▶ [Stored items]
------------------------

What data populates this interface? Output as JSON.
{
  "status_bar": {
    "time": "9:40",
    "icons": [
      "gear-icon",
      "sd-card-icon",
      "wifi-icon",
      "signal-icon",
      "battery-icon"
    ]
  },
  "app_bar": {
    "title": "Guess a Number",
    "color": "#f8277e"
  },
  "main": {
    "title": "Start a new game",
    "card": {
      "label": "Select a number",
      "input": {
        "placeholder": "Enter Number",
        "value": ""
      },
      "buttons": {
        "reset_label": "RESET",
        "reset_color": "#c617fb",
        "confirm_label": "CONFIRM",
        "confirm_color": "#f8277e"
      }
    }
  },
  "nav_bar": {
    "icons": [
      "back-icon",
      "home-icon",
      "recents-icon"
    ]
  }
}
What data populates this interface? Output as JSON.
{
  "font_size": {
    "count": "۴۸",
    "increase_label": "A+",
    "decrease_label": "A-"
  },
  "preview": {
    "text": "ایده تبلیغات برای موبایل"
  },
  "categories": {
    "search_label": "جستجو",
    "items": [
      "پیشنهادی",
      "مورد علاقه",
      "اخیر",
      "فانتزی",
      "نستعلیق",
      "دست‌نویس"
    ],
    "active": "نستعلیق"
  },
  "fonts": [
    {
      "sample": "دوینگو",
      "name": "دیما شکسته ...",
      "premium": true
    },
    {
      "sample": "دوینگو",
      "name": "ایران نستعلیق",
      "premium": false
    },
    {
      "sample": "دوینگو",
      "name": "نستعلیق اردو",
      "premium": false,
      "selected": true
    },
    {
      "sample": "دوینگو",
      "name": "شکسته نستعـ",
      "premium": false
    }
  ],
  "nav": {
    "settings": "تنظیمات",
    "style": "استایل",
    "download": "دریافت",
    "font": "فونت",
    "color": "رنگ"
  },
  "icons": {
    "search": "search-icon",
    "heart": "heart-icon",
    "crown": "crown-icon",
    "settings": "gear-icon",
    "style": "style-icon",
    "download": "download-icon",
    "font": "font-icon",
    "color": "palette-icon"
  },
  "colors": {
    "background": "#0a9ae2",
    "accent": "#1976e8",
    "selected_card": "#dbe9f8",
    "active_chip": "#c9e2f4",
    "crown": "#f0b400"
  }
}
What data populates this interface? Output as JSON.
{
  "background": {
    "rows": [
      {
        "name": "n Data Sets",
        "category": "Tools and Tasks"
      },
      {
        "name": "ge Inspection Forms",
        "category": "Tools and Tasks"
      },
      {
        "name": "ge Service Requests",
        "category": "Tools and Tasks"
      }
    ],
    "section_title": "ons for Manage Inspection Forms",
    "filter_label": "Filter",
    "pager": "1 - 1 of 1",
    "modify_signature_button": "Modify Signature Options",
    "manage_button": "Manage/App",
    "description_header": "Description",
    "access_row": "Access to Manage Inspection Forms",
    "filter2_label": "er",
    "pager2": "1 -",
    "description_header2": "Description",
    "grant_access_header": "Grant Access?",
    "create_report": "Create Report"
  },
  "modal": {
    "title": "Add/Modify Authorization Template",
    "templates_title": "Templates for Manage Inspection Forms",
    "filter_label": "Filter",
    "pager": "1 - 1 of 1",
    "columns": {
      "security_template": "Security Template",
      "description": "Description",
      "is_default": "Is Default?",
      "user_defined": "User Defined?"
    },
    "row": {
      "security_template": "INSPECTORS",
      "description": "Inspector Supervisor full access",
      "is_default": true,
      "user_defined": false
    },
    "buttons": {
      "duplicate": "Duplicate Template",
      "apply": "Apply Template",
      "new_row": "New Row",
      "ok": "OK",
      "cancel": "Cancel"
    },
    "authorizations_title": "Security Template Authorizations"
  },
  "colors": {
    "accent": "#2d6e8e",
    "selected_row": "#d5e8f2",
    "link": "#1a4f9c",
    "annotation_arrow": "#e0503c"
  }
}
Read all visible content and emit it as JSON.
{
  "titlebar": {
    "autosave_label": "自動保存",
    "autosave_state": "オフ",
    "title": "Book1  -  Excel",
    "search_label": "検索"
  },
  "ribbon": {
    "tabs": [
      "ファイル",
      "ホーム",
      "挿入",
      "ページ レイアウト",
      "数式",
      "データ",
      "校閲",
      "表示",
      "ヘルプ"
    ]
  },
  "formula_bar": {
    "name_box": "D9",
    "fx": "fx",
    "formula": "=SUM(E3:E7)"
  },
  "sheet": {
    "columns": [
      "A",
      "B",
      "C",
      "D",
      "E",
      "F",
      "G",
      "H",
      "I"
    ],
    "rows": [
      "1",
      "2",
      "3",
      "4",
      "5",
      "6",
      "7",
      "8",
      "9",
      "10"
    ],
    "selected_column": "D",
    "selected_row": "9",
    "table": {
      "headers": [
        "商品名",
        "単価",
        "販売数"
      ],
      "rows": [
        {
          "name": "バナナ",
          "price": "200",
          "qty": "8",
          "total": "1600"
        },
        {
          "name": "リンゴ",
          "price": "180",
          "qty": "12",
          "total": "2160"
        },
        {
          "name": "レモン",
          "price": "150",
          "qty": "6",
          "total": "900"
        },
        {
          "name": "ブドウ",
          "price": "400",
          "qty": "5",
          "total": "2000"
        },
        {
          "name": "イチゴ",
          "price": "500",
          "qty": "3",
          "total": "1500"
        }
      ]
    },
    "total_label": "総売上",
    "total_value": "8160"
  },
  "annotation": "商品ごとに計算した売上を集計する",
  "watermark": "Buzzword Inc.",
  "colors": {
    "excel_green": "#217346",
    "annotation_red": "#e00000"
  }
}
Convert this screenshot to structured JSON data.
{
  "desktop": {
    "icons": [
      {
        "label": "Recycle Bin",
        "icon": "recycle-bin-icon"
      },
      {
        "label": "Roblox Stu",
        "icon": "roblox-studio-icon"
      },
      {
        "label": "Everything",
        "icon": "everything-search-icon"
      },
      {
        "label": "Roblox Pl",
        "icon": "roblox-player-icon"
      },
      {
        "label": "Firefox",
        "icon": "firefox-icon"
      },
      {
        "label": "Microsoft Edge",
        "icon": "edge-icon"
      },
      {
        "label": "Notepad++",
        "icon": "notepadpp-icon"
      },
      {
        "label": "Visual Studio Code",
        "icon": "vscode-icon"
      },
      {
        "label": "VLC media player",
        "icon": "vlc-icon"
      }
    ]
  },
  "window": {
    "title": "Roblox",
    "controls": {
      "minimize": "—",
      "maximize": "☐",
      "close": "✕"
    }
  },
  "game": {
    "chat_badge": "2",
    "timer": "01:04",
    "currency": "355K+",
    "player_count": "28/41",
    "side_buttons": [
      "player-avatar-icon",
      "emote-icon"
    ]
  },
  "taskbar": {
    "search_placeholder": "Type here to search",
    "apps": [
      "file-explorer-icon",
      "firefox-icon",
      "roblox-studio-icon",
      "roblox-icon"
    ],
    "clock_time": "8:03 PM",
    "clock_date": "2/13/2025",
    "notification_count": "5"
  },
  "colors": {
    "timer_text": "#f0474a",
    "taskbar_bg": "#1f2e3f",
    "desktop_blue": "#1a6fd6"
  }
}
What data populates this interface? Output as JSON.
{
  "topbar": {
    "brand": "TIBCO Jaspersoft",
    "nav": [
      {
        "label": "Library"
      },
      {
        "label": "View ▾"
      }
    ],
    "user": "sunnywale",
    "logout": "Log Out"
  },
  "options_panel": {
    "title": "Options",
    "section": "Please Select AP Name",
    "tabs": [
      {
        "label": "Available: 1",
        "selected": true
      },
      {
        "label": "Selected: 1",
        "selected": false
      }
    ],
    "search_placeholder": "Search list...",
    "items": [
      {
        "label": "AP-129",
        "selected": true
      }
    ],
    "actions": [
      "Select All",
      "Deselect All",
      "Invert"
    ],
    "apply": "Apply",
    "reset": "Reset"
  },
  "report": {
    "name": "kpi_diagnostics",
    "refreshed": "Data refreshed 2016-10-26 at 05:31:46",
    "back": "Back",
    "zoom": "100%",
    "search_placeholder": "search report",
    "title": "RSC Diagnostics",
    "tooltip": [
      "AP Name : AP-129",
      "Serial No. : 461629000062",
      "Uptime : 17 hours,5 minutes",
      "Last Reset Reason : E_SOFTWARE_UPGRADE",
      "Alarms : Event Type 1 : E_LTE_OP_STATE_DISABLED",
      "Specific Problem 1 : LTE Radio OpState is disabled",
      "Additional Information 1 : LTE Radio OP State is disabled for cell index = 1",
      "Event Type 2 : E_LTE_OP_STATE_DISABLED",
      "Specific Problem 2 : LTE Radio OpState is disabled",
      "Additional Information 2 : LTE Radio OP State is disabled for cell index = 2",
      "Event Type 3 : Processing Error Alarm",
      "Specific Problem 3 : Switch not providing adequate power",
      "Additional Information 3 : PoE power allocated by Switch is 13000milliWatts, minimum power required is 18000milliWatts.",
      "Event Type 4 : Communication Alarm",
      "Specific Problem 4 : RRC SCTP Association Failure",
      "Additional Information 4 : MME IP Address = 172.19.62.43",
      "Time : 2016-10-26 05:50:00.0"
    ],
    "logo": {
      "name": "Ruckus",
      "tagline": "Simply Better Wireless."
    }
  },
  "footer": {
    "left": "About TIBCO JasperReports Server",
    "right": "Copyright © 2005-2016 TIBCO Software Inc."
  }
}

------------------------

▶ [GIVEN PROBLEM] Locate all lines that include the word "false" and copy them out.

▶ [SOLUTION TO THIS TASK]
      "premium": false
      "premium": false,
      "premium": false
      "user_defined": false
        "selected": false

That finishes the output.